• **What you have to do**
Each entry below must be repeated exactly, with pictures left out.

• **Records for processing**
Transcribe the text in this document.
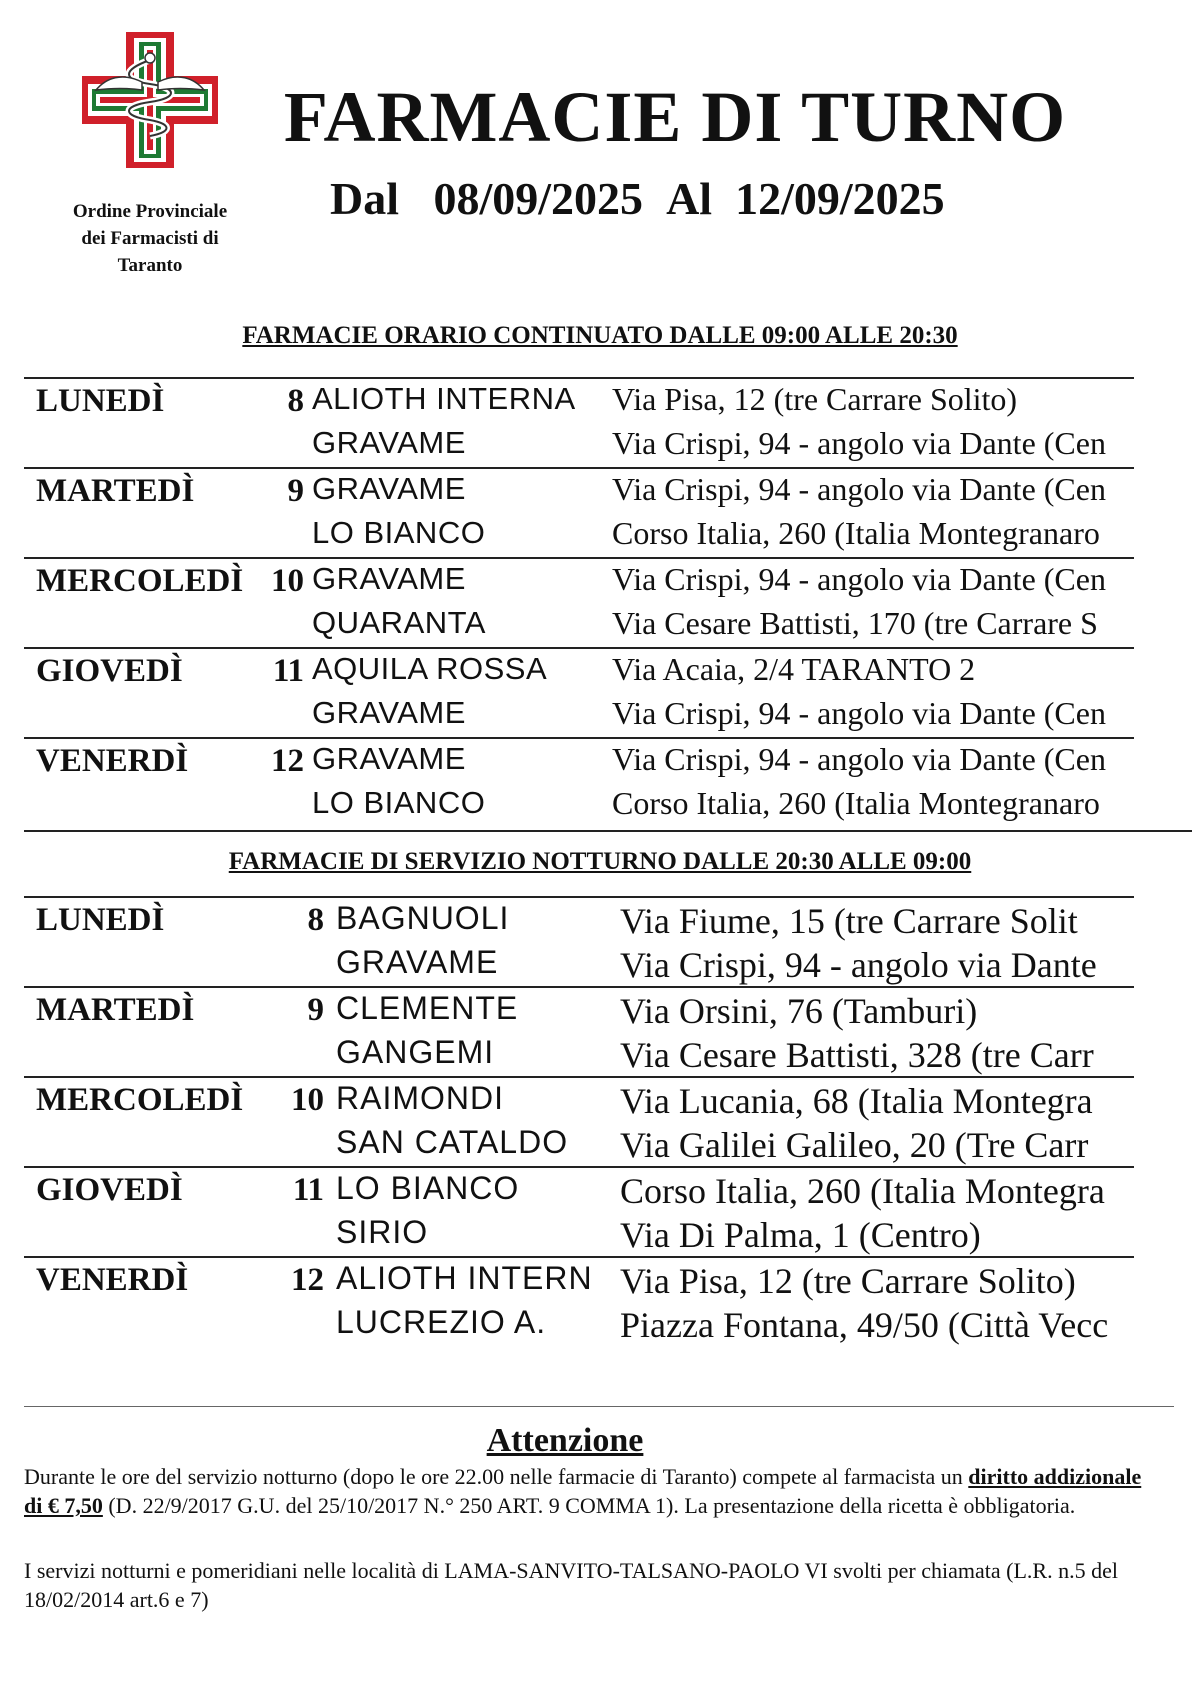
Ordine Provinciale
dei Farmacisti di
Taranto
FARMACIE DI TURNO
Dal 08/09/2025 Al 12/09/2025
FARMACIE ORARIO CONTINUATO DALLE 09:00 ALLE 20:30
LUNEDÌ	8 ALIOTH INTERNA	Via Pisa, 12 (tre Carrare Solito)
GRAVAME	Via Crispi, 94 - angolo via Dante (Cen
MARTEDÌ	9 GRAVAME	Via Crispi, 94 - angolo via Dante (Cen
LO BIANCO	Corso Italia, 260 (Italia Montegranaro
MERCOLEDÌ 10 GRAVAME	Via Crispi, 94 - angolo via Dante (Cen
QUARANTA	Via Cesare Battisti, 170 (tre Carrare S
GIOVEDÌ	11 AQUILA ROSSA	Via Acaia, 2/4 TARANTO 2
GRAVAME	Via Crispi, 94 - angolo via Dante (Cen
VENERDÌ	12 GRAVAME	Via Crispi, 94 - angolo via Dante (Cen
LO BIANCO	Corso Italia, 260 (Italia Montegranaro
FARMACIE DI SERVIZIO NOTTURNO DALLE 20:30 ALLE 09:00
LUNEDÌ	8 BAGNUOLI	Via Fiume, 15 (tre Carrare Solit
GRAVAME	Via Crispi, 94 - angolo via Dante
MARTEDÌ	9 CLEMENTE	Via Orsini, 76 (Tamburi)
GANGEMI	Via Cesare Battisti, 328 (tre Carr
MERCOLEDÌ	10 RAIMONDI	Via Lucania, 68 (Italia Montegra
SAN CATALDO	Via Galilei Galileo, 20 (Tre Carr
GIOVEDÌ	11 LO BIANCO	Corso Italia, 260 (Italia Montegra
SIRIO	Via Di Palma, 1 (Centro)
VENERDÌ	12 ALIOTH INTERN Via Pisa, 12 (tre Carrare Solito)
LUCREZIO A.	Piazza Fontana, 49/50 (Città Vecc
Attenzione
Durante le ore del servizio notturno (dopo le ore 22.00 nelle farmacie di Taranto) compete al farmacista un diritto addizionale di € 7,50 (D. 22/9/2017 G.U. del 25/10/2017 N.° 250 ART. 9 COMMA 1). La presentazione della ricetta è obbligatoria.
I servizi notturni e pomeridiani nelle località di LAMA-SANVITO-TALSANO-PAOLO VI svolti per chiamata (L.R. n.5 del 18/02/2014 art.6 e 7)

• **Output of the task**
Transcribe the text in this document.
Ordine Provinciale
dei Farmacisti di
Taranto
FARMACIE DI TURNO
Dal 08/09/2025 Al 12/09/2025
FARMACIE ORARIO CONTINUATO DALLE 09:00 ALLE 20:30
LUNEDÌ	8 ALIOTH INTERNA	Via Pisa, 12 (tre Carrare Solito)
GRAVAME	Via Crispi, 94 - angolo via Dante (Cen
MARTEDÌ	9 GRAVAME	Via Crispi, 94 - angolo via Dante (Cen
LO BIANCO	Corso Italia, 260 (Italia Montegranaro
MERCOLEDÌ 10 GRAVAME	Via Crispi, 94 - angolo via Dante (Cen
QUARANTA	Via Cesare Battisti, 170 (tre Carrare S
GIOVEDÌ	11 AQUILA ROSSA	Via Acaia, 2/4 TARANTO 2
GRAVAME	Via Crispi, 94 - angolo via Dante (Cen
VENERDÌ	12 GRAVAME	Via Crispi, 94 - angolo via Dante (Cen
LO BIANCO	Corso Italia, 260 (Italia Montegranaro
FARMACIE DI SERVIZIO NOTTURNO DALLE 20:30 ALLE 09:00
LUNEDÌ	8 BAGNUOLI	Via Fiume, 15 (tre Carrare Solit
GRAVAME	Via Crispi, 94 - angolo via Dante
MARTEDÌ	9 CLEMENTE	Via Orsini, 76 (Tamburi)
GANGEMI	Via Cesare Battisti, 328 (tre Carr
MERCOLEDÌ	10 RAIMONDI	Via Lucania, 68 (Italia Montegra
SAN CATALDO	Via Galilei Galileo, 20 (Tre Carr
GIOVEDÌ	11 LO BIANCO	Corso Italia, 260 (Italia Montegra
SIRIO	Via Di Palma, 1 (Centro)
VENERDÌ	12 ALIOTH INTERN Via Pisa, 12 (tre Carrare Solito)
LUCREZIO A.	Piazza Fontana, 49/50 (Città Vecc
Attenzione
Durante le ore del servizio notturno (dopo le ore 22.00 nelle farmacie di Taranto) compete al farmacista un diritto addizionale di € 7,50 (D. 22/9/2017 G.U. del 25/10/2017 N.° 250 ART. 9 COMMA 1). La presentazione della ricetta è obbligatoria.
I servizi notturni e pomeridiani nelle località di LAMA-SANVITO-TALSANO-PAOLO VI svolti per chiamata (L.R. n.5 del 18/02/2014 art.6 e 7)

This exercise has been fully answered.